=== The data ===
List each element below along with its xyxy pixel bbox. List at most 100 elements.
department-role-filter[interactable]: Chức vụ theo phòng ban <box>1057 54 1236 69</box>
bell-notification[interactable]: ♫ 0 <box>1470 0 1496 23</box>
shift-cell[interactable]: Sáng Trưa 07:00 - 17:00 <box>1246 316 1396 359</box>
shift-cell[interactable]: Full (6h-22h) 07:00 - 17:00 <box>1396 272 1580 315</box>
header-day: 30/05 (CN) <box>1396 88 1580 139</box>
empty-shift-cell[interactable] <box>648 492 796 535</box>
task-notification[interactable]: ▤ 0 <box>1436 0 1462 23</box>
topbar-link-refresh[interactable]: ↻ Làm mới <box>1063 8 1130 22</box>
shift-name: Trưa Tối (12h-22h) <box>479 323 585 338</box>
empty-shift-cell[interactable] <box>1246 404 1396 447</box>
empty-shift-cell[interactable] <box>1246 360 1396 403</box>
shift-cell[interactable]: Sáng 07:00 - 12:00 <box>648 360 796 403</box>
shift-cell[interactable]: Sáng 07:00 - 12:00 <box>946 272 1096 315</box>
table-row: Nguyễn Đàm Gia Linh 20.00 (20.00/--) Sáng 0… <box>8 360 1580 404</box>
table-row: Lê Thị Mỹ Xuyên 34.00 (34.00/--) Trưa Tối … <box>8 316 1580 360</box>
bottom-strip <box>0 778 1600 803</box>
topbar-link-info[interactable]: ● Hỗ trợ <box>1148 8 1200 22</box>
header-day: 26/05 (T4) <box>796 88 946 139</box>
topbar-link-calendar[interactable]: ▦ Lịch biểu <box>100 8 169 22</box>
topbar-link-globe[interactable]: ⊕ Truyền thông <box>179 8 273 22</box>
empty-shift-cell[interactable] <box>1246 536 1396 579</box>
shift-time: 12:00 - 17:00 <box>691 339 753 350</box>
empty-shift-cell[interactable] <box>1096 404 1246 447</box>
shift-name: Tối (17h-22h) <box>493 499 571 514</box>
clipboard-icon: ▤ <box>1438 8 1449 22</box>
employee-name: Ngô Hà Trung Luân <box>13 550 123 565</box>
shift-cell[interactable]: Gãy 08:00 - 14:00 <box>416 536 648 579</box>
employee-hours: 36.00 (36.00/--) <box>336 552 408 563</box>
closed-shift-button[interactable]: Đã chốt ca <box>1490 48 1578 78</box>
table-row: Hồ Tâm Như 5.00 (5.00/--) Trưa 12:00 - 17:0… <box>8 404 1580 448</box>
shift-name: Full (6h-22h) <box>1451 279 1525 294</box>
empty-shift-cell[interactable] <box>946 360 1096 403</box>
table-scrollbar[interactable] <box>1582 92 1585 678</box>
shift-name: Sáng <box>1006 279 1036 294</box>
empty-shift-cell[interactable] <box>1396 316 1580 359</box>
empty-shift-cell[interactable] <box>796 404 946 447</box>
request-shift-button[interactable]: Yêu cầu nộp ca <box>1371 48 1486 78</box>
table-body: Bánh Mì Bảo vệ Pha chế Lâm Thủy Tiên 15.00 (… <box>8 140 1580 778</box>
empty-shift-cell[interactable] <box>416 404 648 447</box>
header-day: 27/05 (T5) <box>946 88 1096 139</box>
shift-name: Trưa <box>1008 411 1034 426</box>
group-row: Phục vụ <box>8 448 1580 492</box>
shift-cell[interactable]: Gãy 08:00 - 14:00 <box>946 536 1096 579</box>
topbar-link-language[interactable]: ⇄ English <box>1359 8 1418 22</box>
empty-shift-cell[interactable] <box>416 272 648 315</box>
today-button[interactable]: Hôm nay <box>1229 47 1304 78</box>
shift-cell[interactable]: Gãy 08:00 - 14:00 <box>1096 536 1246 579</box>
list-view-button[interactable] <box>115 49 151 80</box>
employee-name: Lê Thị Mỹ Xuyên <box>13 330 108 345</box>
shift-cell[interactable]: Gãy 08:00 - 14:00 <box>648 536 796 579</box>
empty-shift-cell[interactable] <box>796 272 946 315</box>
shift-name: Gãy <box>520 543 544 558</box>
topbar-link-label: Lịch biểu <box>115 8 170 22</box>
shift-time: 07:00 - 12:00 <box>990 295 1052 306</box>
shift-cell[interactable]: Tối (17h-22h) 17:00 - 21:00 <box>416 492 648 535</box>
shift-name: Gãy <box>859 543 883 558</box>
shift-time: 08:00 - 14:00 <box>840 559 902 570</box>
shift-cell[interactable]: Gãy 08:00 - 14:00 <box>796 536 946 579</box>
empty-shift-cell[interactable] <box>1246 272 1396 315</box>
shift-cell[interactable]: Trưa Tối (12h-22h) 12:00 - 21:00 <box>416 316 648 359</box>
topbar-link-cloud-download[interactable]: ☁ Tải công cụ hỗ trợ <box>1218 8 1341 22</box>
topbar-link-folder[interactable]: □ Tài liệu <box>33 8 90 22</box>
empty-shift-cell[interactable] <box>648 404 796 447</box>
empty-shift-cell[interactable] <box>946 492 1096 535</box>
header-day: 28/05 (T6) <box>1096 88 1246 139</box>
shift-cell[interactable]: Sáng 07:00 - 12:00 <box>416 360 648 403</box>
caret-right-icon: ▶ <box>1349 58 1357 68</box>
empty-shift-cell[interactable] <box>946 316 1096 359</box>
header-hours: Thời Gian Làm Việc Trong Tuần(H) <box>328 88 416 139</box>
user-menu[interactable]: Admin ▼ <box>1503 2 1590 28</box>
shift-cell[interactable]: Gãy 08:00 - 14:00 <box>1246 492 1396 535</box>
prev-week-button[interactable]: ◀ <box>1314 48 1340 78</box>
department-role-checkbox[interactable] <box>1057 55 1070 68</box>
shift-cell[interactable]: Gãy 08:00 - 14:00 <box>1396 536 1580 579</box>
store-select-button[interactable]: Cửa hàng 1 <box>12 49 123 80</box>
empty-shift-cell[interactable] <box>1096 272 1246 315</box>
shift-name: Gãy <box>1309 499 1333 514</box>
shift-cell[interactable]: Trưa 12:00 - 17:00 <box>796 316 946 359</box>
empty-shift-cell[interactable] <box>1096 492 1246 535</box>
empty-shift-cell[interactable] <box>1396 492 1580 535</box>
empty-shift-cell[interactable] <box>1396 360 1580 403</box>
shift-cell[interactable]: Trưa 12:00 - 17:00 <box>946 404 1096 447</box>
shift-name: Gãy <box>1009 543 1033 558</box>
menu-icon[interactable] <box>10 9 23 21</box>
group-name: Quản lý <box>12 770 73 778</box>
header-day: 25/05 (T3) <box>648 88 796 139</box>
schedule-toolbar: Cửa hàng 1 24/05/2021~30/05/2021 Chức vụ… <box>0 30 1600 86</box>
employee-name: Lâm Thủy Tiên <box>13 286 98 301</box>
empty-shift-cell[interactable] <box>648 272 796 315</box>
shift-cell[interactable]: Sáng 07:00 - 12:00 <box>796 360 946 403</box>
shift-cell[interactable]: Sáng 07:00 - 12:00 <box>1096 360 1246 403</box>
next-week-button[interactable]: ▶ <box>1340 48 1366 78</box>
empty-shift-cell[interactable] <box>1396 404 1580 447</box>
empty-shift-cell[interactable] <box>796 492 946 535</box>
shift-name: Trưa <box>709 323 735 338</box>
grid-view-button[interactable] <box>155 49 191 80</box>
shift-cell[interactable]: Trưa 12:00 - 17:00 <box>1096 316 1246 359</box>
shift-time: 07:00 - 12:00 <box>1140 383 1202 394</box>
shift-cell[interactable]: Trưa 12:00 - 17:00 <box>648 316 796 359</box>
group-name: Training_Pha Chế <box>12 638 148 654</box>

=== Exercise ===
In the entries above, change every "empty-shift-cell" to "blank-shift-cell" and leave everything else the same.

=== Solution for this task ===
List each element below along with its xyxy pixel bbox. List at most 100 elements.
department-role-filter[interactable]: Chức vụ theo phòng ban <box>1057 54 1236 69</box>
bell-notification[interactable]: ♫ 0 <box>1470 0 1496 23</box>
shift-cell[interactable]: Sáng Trưa 07:00 - 17:00 <box>1246 316 1396 359</box>
shift-cell[interactable]: Full (6h-22h) 07:00 - 17:00 <box>1396 272 1580 315</box>
header-day: 30/05 (CN) <box>1396 88 1580 139</box>
blank-shift-cell[interactable] <box>648 492 796 535</box>
task-notification[interactable]: ▤ 0 <box>1436 0 1462 23</box>
topbar-link-refresh[interactable]: ↻ Làm mới <box>1063 8 1130 22</box>
shift-name: Trưa Tối (12h-22h) <box>479 323 585 338</box>
blank-shift-cell[interactable] <box>1246 404 1396 447</box>
blank-shift-cell[interactable] <box>1246 360 1396 403</box>
shift-cell[interactable]: Sáng 07:00 - 12:00 <box>648 360 796 403</box>
shift-cell[interactable]: Sáng 07:00 - 12:00 <box>946 272 1096 315</box>
table-row: Nguyễn Đàm Gia Linh 20.00 (20.00/--) Sáng 0… <box>8 360 1580 404</box>
table-row: Lê Thị Mỹ Xuyên 34.00 (34.00/--) Trưa Tối … <box>8 316 1580 360</box>
bottom-strip <box>0 778 1600 803</box>
topbar-link-info[interactable]: ● Hỗ trợ <box>1148 8 1200 22</box>
header-day: 26/05 (T4) <box>796 88 946 139</box>
topbar-link-calendar[interactable]: ▦ Lịch biểu <box>100 8 169 22</box>
topbar-link-globe[interactable]: ⊕ Truyền thông <box>179 8 273 22</box>
blank-shift-cell[interactable] <box>1246 536 1396 579</box>
shift-time: 12:00 - 17:00 <box>691 339 753 350</box>
blank-shift-cell[interactable] <box>1096 404 1246 447</box>
shift-name: Tối (17h-22h) <box>493 499 571 514</box>
clipboard-icon: ▤ <box>1438 8 1449 22</box>
employee-name: Ngô Hà Trung Luân <box>13 550 123 565</box>
shift-cell[interactable]: Gãy 08:00 - 14:00 <box>416 536 648 579</box>
employee-hours: 36.00 (36.00/--) <box>336 552 408 563</box>
closed-shift-button[interactable]: Đã chốt ca <box>1490 48 1578 78</box>
table-row: Hồ Tâm Như 5.00 (5.00/--) Trưa 12:00 - 17:0… <box>8 404 1580 448</box>
shift-name: Full (6h-22h) <box>1451 279 1525 294</box>
blank-shift-cell[interactable] <box>946 360 1096 403</box>
table-scrollbar[interactable] <box>1582 92 1585 678</box>
shift-name: Sáng <box>1006 279 1036 294</box>
blank-shift-cell[interactable] <box>1396 316 1580 359</box>
blank-shift-cell[interactable] <box>796 404 946 447</box>
request-shift-button[interactable]: Yêu cầu nộp ca <box>1371 48 1486 78</box>
table-body: Bánh Mì Bảo vệ Pha chế Lâm Thủy Tiên 15.00 (… <box>8 140 1580 778</box>
blank-shift-cell[interactable] <box>416 404 648 447</box>
header-day: 27/05 (T5) <box>946 88 1096 139</box>
shift-name: Trưa <box>1008 411 1034 426</box>
group-row: Phục vụ <box>8 448 1580 492</box>
shift-cell[interactable]: Gãy 08:00 - 14:00 <box>946 536 1096 579</box>
topbar-link-language[interactable]: ⇄ English <box>1359 8 1418 22</box>
blank-shift-cell[interactable] <box>416 272 648 315</box>
today-button[interactable]: Hôm nay <box>1229 47 1304 78</box>
shift-cell[interactable]: Gãy 08:00 - 14:00 <box>1096 536 1246 579</box>
list-view-button[interactable] <box>115 49 151 80</box>
employee-name: Lê Thị Mỹ Xuyên <box>13 330 108 345</box>
shift-cell[interactable]: Gãy 08:00 - 14:00 <box>648 536 796 579</box>
blank-shift-cell[interactable] <box>796 272 946 315</box>
shift-name: Gãy <box>520 543 544 558</box>
topbar-link-label: Lịch biểu <box>115 8 170 22</box>
shift-time: 07:00 - 12:00 <box>990 295 1052 306</box>
shift-cell[interactable]: Tối (17h-22h) 17:00 - 21:00 <box>416 492 648 535</box>
shift-name: Gãy <box>859 543 883 558</box>
shift-time: 08:00 - 14:00 <box>840 559 902 570</box>
shift-cell[interactable]: Gãy 08:00 - 14:00 <box>796 536 946 579</box>
blank-shift-cell[interactable] <box>1246 272 1396 315</box>
shift-cell[interactable]: Trưa Tối (12h-22h) 12:00 - 21:00 <box>416 316 648 359</box>
topbar-link-cloud-download[interactable]: ☁ Tải công cụ hỗ trợ <box>1218 8 1341 22</box>
topbar-link-folder[interactable]: □ Tài liệu <box>33 8 90 22</box>
blank-shift-cell[interactable] <box>648 404 796 447</box>
blank-shift-cell[interactable] <box>946 492 1096 535</box>
header-day: 28/05 (T6) <box>1096 88 1246 139</box>
shift-cell[interactable]: Sáng 07:00 - 12:00 <box>416 360 648 403</box>
caret-right-icon: ▶ <box>1349 58 1357 68</box>
blank-shift-cell[interactable] <box>946 316 1096 359</box>
header-hours: Thời Gian Làm Việc Trong Tuần(H) <box>328 88 416 139</box>
user-menu[interactable]: Admin ▼ <box>1503 2 1590 28</box>
shift-cell[interactable]: Gãy 08:00 - 14:00 <box>1246 492 1396 535</box>
prev-week-button[interactable]: ◀ <box>1314 48 1340 78</box>
department-role-checkbox[interactable] <box>1057 55 1070 68</box>
shift-cell[interactable]: Gãy 08:00 - 14:00 <box>1396 536 1580 579</box>
store-select-button[interactable]: Cửa hàng 1 <box>12 49 123 80</box>
blank-shift-cell[interactable] <box>1096 272 1246 315</box>
shift-name: Gãy <box>1309 499 1333 514</box>
shift-cell[interactable]: Trưa 12:00 - 17:00 <box>796 316 946 359</box>
blank-shift-cell[interactable] <box>1096 492 1246 535</box>
blank-shift-cell[interactable] <box>1396 492 1580 535</box>
blank-shift-cell[interactable] <box>1396 360 1580 403</box>
shift-cell[interactable]: Trưa 12:00 - 17:00 <box>946 404 1096 447</box>
shift-name: Gãy <box>1009 543 1033 558</box>
menu-icon[interactable] <box>10 9 23 21</box>
group-name: Quản lý <box>12 770 73 778</box>
header-day: 25/05 (T3) <box>648 88 796 139</box>
schedule-toolbar: Cửa hàng 1 24/05/2021~30/05/2021 Chức vụ… <box>0 30 1600 86</box>
employee-name: Lâm Thủy Tiên <box>13 286 98 301</box>
blank-shift-cell[interactable] <box>648 272 796 315</box>
shift-cell[interactable]: Sáng 07:00 - 12:00 <box>796 360 946 403</box>
shift-cell[interactable]: Sáng 07:00 - 12:00 <box>1096 360 1246 403</box>
next-week-button[interactable]: ▶ <box>1340 48 1366 78</box>
blank-shift-cell[interactable] <box>1396 404 1580 447</box>
blank-shift-cell[interactable] <box>796 492 946 535</box>
shift-name: Trưa <box>709 323 735 338</box>
grid-view-button[interactable] <box>155 49 191 80</box>
shift-cell[interactable]: Trưa 12:00 - 17:00 <box>1096 316 1246 359</box>
shift-time: 07:00 - 12:00 <box>1140 383 1202 394</box>
shift-cell[interactable]: Trưa 12:00 - 17:00 <box>648 316 796 359</box>
group-name: Training_Pha Chế <box>12 638 148 654</box>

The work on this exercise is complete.